> Information supplied:
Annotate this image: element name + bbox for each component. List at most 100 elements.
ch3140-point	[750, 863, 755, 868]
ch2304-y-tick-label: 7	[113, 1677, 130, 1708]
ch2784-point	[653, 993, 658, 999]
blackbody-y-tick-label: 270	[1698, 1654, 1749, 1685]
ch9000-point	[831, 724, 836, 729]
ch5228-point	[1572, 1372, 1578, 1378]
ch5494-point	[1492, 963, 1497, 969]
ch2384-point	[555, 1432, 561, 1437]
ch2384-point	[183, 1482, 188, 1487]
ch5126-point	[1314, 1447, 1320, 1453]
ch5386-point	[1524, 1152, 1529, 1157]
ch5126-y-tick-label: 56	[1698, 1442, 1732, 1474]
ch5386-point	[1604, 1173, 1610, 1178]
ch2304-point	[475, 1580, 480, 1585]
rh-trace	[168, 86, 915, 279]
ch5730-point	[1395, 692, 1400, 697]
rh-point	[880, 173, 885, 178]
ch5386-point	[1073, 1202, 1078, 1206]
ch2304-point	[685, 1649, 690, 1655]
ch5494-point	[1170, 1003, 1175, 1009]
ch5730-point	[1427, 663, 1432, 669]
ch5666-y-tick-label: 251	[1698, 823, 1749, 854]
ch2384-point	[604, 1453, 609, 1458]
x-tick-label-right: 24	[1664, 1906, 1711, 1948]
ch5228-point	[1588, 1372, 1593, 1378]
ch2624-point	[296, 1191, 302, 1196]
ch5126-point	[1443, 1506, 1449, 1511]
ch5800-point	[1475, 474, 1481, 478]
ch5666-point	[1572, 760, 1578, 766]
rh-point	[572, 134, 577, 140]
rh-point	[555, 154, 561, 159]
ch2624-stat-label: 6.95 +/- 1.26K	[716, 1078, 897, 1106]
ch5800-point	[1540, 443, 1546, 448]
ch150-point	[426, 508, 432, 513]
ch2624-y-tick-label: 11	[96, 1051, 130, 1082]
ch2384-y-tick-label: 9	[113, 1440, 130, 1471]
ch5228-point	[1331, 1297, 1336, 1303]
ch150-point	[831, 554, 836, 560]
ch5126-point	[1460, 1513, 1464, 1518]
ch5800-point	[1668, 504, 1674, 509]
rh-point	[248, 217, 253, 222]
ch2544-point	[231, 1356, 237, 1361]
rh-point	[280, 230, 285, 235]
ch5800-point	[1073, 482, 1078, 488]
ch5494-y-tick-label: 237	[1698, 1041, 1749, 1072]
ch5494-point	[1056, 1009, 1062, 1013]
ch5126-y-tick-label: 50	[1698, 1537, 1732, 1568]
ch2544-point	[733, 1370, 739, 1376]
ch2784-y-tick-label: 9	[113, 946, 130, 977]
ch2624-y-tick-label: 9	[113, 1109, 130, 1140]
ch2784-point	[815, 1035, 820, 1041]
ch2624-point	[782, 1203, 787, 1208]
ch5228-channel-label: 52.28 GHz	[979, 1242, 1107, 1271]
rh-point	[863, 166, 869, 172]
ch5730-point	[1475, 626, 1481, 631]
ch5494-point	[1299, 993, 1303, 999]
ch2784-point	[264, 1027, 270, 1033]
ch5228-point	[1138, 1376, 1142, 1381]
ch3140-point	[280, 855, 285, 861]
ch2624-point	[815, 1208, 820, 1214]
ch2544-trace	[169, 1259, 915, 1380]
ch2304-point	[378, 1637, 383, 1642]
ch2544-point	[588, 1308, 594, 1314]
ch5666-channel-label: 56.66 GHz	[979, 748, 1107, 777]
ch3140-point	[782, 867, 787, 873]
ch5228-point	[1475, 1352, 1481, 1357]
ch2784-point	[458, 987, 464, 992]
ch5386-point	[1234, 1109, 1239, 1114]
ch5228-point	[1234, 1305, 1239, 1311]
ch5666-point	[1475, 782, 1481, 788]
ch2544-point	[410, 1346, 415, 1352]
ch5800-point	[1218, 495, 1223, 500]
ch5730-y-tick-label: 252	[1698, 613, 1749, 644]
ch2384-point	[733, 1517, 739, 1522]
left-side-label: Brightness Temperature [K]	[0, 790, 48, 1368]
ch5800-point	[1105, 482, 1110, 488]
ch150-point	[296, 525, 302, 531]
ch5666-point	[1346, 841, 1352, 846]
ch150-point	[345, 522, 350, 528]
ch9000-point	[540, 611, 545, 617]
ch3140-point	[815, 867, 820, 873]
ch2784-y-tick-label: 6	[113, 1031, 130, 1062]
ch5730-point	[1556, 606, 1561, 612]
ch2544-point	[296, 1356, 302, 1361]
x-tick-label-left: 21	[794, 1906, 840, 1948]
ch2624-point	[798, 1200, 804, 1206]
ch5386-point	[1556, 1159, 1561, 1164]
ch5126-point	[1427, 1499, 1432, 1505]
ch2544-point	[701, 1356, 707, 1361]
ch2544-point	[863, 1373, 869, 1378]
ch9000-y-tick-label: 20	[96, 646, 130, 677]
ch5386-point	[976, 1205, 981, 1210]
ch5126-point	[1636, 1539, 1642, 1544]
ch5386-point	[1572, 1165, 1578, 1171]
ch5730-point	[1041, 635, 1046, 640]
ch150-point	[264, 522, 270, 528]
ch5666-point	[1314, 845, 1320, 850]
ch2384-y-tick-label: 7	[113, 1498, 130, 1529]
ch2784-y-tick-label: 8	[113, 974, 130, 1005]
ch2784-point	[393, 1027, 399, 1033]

> Given request:
Which lines of the records contain the string "left"? Select each of them and copy it out in full.

> Worked answer:
left-side-label: Brightness Temperature [K]	[0, 790, 48, 1368]
x-tick-label-left: 21	[794, 1906, 840, 1948]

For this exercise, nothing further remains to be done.